**Material to process**
● ● ● ● ● ● ●

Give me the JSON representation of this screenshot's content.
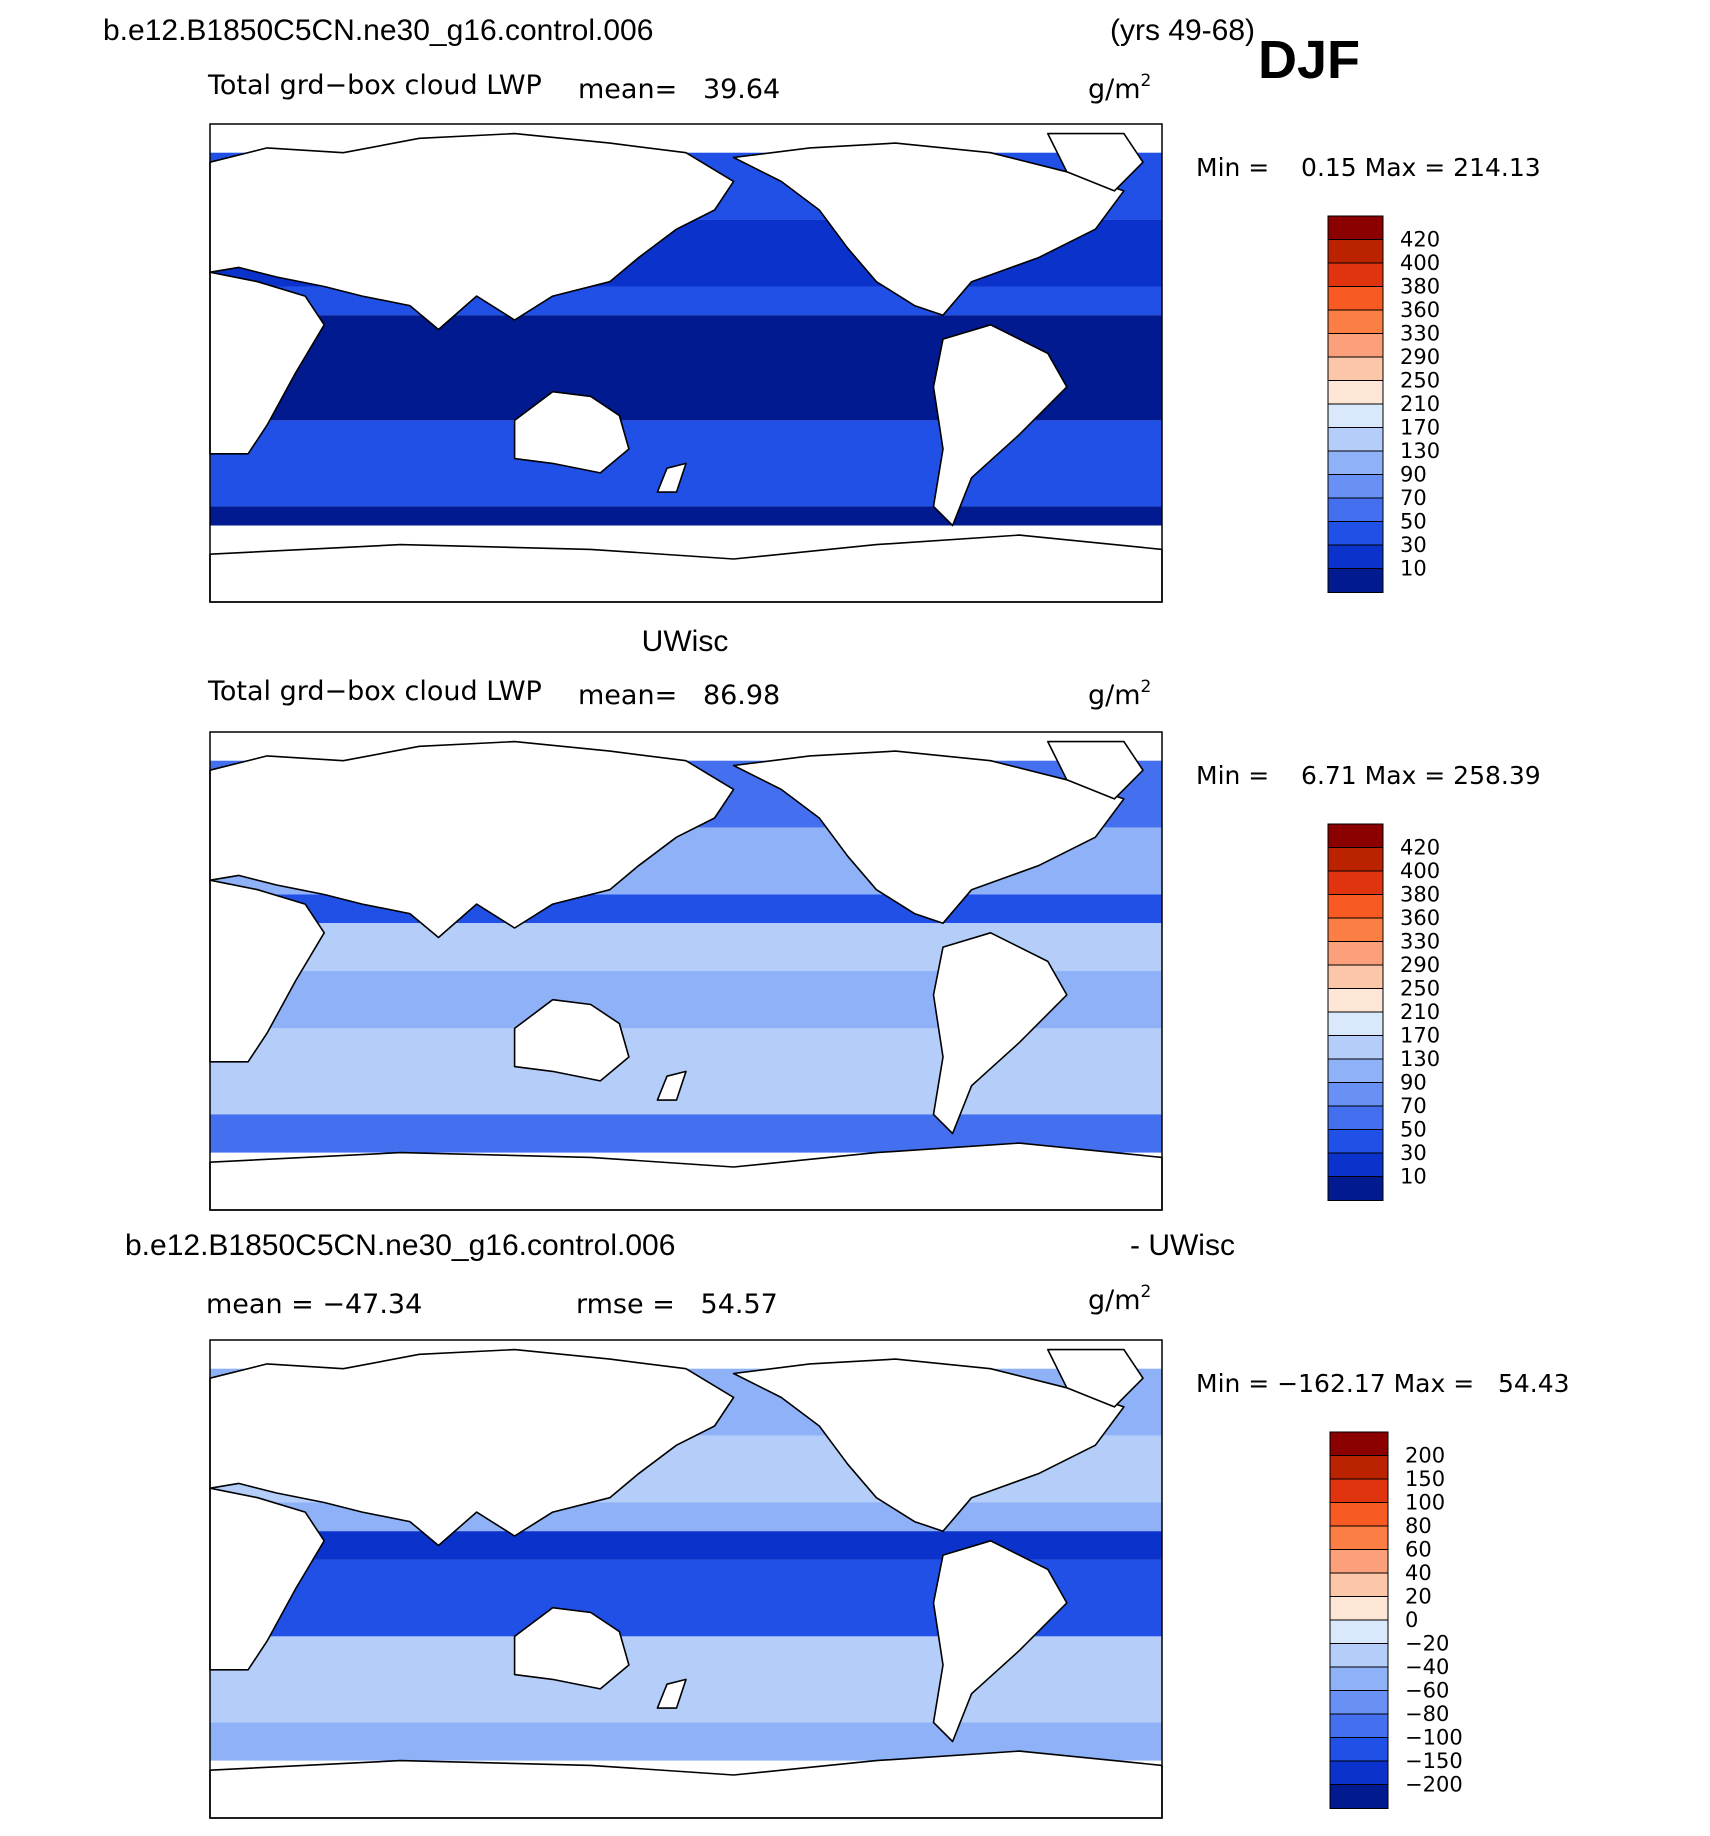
{
  "header": {
    "case_name": "b.e12.B1850C5CN.ne30_g16.control.006",
    "years": "(yrs 49-68)",
    "season": "DJF"
  },
  "chart_data": [
    {
      "type": "map",
      "title": "",
      "subtitle": "Total grd−box cloud LWP",
      "stats_text": "mean=   39.64",
      "units_base": "g/m",
      "units_exp": "2",
      "minmax_text": "Min =    0.15 Max = 214.13",
      "mean": 39.64,
      "min": 0.15,
      "max": 214.13,
      "colorbar_levels": [
        "420",
        "400",
        "380",
        "360",
        "330",
        "290",
        "250",
        "210",
        "170",
        "130",
        "90",
        "70",
        "50",
        "30",
        "10"
      ],
      "colorbar_colors": [
        "#8b0000",
        "#bb2200",
        "#e03410",
        "#f75a22",
        "#fb7f45",
        "#fba07a",
        "#fcc6a8",
        "#fde6d6",
        "#d9e9fb",
        "#b4cef9",
        "#8fb1f8",
        "#6890f5",
        "#4470f0",
        "#2150e6",
        "#0b33cc",
        "#011a8f"
      ],
      "map_palette": {
        "ocean_light": "#4470f0",
        "ocean_mid": "#2150e6",
        "ocean_dark": "#0b33cc",
        "ocean_deep": "#011a8f",
        "land": "#ffffff"
      }
    },
    {
      "type": "map",
      "title": "UWisc",
      "subtitle": "Total grd−box cloud LWP",
      "stats_text": "mean=   86.98",
      "units_base": "g/m",
      "units_exp": "2",
      "minmax_text": "Min =    6.71 Max = 258.39",
      "mean": 86.98,
      "min": 6.71,
      "max": 258.39,
      "colorbar_levels": [
        "420",
        "400",
        "380",
        "360",
        "330",
        "290",
        "250",
        "210",
        "170",
        "130",
        "90",
        "70",
        "50",
        "30",
        "10"
      ],
      "colorbar_colors": [
        "#8b0000",
        "#bb2200",
        "#e03410",
        "#f75a22",
        "#fb7f45",
        "#fba07a",
        "#fcc6a8",
        "#fde6d6",
        "#d9e9fb",
        "#b4cef9",
        "#8fb1f8",
        "#6890f5",
        "#4470f0",
        "#2150e6",
        "#0b33cc",
        "#011a8f"
      ],
      "map_palette": {
        "ocean_light": "#b4cef9",
        "ocean_mid": "#8fb1f8",
        "ocean_dark": "#4470f0",
        "ocean_deep": "#2150e6",
        "land": "#ffffff"
      }
    },
    {
      "type": "map",
      "title_left": "b.e12.B1850C5CN.ne30_g16.control.006",
      "title_right": "- UWisc",
      "stats_mean_text": "mean = −47.34",
      "stats_rmse_text": "rmse =   54.57",
      "units_base": "g/m",
      "units_exp": "2",
      "minmax_text": "Min = −162.17 Max =   54.43",
      "mean": -47.34,
      "rmse": 54.57,
      "min": -162.17,
      "max": 54.43,
      "colorbar_levels": [
        "200",
        "150",
        "100",
        "80",
        "60",
        "40",
        "20",
        "0",
        "−20",
        "−40",
        "−60",
        "−80",
        "−100",
        "−150",
        "−200"
      ],
      "colorbar_colors": [
        "#8b0000",
        "#bb2200",
        "#e03410",
        "#f75a22",
        "#fb7f45",
        "#fba07a",
        "#fcc6a8",
        "#fde6d6",
        "#d9e9fb",
        "#b4cef9",
        "#8fb1f8",
        "#6890f5",
        "#4470f0",
        "#2150e6",
        "#0b33cc",
        "#011a8f"
      ],
      "map_palette": {
        "ocean_light": "#b4cef9",
        "ocean_mid": "#8fb1f8",
        "ocean_dark": "#2150e6",
        "ocean_deep": "#0b33cc",
        "land": "#ffffff"
      }
    }
  ]
}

● ● ● ● ● ● ●

**Description of the task**
Each entry must be retyped word for word, with every image omitted.

**Result of the task**
Give me the JSON representation of this screenshot's content.
{
  "header": {
    "case_name": "b.e12.B1850C5CN.ne30_g16.control.006",
    "years": "(yrs 49-68)",
    "season": "DJF"
  },
  "chart_data": [
    {
      "type": "map",
      "title": "",
      "subtitle": "Total grd−box cloud LWP",
      "stats_text": "mean=   39.64",
      "units_base": "g/m",
      "units_exp": "2",
      "minmax_text": "Min =    0.15 Max = 214.13",
      "mean": 39.64,
      "min": 0.15,
      "max": 214.13,
      "colorbar_levels": [
        "420",
        "400",
        "380",
        "360",
        "330",
        "290",
        "250",
        "210",
        "170",
        "130",
        "90",
        "70",
        "50",
        "30",
        "10"
      ],
      "colorbar_colors": [
        "#8b0000",
        "#bb2200",
        "#e03410",
        "#f75a22",
        "#fb7f45",
        "#fba07a",
        "#fcc6a8",
        "#fde6d6",
        "#d9e9fb",
        "#b4cef9",
        "#8fb1f8",
        "#6890f5",
        "#4470f0",
        "#2150e6",
        "#0b33cc",
        "#011a8f"
      ],
      "map_palette": {
        "ocean_light": "#4470f0",
        "ocean_mid": "#2150e6",
        "ocean_dark": "#0b33cc",
        "ocean_deep": "#011a8f",
        "land": "#ffffff"
      }
    },
    {
      "type": "map",
      "title": "UWisc",
      "subtitle": "Total grd−box cloud LWP",
      "stats_text": "mean=   86.98",
      "units_base": "g/m",
      "units_exp": "2",
      "minmax_text": "Min =    6.71 Max = 258.39",
      "mean": 86.98,
      "min": 6.71,
      "max": 258.39,
      "colorbar_levels": [
        "420",
        "400",
        "380",
        "360",
        "330",
        "290",
        "250",
        "210",
        "170",
        "130",
        "90",
        "70",
        "50",
        "30",
        "10"
      ],
      "colorbar_colors": [
        "#8b0000",
        "#bb2200",
        "#e03410",
        "#f75a22",
        "#fb7f45",
        "#fba07a",
        "#fcc6a8",
        "#fde6d6",
        "#d9e9fb",
        "#b4cef9",
        "#8fb1f8",
        "#6890f5",
        "#4470f0",
        "#2150e6",
        "#0b33cc",
        "#011a8f"
      ],
      "map_palette": {
        "ocean_light": "#b4cef9",
        "ocean_mid": "#8fb1f8",
        "ocean_dark": "#4470f0",
        "ocean_deep": "#2150e6",
        "land": "#ffffff"
      }
    },
    {
      "type": "map",
      "title_left": "b.e12.B1850C5CN.ne30_g16.control.006",
      "title_right": "- UWisc",
      "stats_mean_text": "mean = −47.34",
      "stats_rmse_text": "rmse =   54.57",
      "units_base": "g/m",
      "units_exp": "2",
      "minmax_text": "Min = −162.17 Max =   54.43",
      "mean": -47.34,
      "rmse": 54.57,
      "min": -162.17,
      "max": 54.43,
      "colorbar_levels": [
        "200",
        "150",
        "100",
        "80",
        "60",
        "40",
        "20",
        "0",
        "−20",
        "−40",
        "−60",
        "−80",
        "−100",
        "−150",
        "−200"
      ],
      "colorbar_colors": [
        "#8b0000",
        "#bb2200",
        "#e03410",
        "#f75a22",
        "#fb7f45",
        "#fba07a",
        "#fcc6a8",
        "#fde6d6",
        "#d9e9fb",
        "#b4cef9",
        "#8fb1f8",
        "#6890f5",
        "#4470f0",
        "#2150e6",
        "#0b33cc",
        "#011a8f"
      ],
      "map_palette": {
        "ocean_light": "#b4cef9",
        "ocean_mid": "#8fb1f8",
        "ocean_dark": "#2150e6",
        "ocean_deep": "#0b33cc",
        "land": "#ffffff"
      }
    }
  ]
}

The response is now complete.